▶ **TASK**
Scan the data below. Pull out each line where "Limpiar" occurs.

[Recorded data]
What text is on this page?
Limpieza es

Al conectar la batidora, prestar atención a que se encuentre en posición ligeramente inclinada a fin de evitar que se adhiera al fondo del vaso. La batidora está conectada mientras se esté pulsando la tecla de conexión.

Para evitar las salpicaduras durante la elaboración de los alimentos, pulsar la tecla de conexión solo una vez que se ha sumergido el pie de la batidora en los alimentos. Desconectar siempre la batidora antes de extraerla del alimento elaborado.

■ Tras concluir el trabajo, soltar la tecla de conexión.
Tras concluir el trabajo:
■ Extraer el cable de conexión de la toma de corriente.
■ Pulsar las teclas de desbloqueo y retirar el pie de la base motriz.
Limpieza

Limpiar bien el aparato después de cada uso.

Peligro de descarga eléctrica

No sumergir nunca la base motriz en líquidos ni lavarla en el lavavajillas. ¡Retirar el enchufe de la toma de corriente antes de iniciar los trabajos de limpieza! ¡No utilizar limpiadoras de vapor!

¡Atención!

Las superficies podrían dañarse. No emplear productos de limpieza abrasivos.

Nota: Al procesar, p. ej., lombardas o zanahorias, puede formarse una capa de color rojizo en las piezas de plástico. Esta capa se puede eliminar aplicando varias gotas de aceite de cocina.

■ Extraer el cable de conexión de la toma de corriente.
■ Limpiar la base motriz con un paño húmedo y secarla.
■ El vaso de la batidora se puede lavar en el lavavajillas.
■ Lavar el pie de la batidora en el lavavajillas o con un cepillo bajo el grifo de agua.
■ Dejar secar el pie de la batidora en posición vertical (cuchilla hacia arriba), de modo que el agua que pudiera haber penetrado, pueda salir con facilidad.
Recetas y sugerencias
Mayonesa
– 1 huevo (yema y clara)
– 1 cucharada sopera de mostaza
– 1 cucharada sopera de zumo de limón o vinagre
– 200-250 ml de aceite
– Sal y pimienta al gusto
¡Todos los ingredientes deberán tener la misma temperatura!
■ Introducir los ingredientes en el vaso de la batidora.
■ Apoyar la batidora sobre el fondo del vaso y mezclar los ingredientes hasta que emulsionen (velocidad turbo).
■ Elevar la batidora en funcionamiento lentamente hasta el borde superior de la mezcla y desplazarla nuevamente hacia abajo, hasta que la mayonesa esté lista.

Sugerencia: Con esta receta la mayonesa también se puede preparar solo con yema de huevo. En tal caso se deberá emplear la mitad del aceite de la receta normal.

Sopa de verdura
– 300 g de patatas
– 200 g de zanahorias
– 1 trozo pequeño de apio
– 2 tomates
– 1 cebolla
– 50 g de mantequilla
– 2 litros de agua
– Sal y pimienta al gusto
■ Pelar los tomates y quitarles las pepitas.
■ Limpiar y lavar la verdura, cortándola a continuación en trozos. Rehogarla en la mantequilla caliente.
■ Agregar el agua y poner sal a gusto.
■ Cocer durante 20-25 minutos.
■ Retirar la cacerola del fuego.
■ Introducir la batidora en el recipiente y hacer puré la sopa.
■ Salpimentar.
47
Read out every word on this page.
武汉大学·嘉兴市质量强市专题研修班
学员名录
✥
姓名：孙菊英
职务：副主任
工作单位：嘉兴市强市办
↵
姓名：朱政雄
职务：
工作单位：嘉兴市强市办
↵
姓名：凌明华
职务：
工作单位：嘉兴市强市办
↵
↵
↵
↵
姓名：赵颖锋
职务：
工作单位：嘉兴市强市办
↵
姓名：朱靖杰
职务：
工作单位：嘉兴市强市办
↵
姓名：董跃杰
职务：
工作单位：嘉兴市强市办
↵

▶ **SOLVED PROBLEM**
Limpiar bien el aparato después de cada uso.
■ Limpiar la base motriz con un paño húmedo y secarla.
■ Limpiar y lavar la verdura, cortándola a continuación en trozos. Rehogarla en la mantequilla caliente.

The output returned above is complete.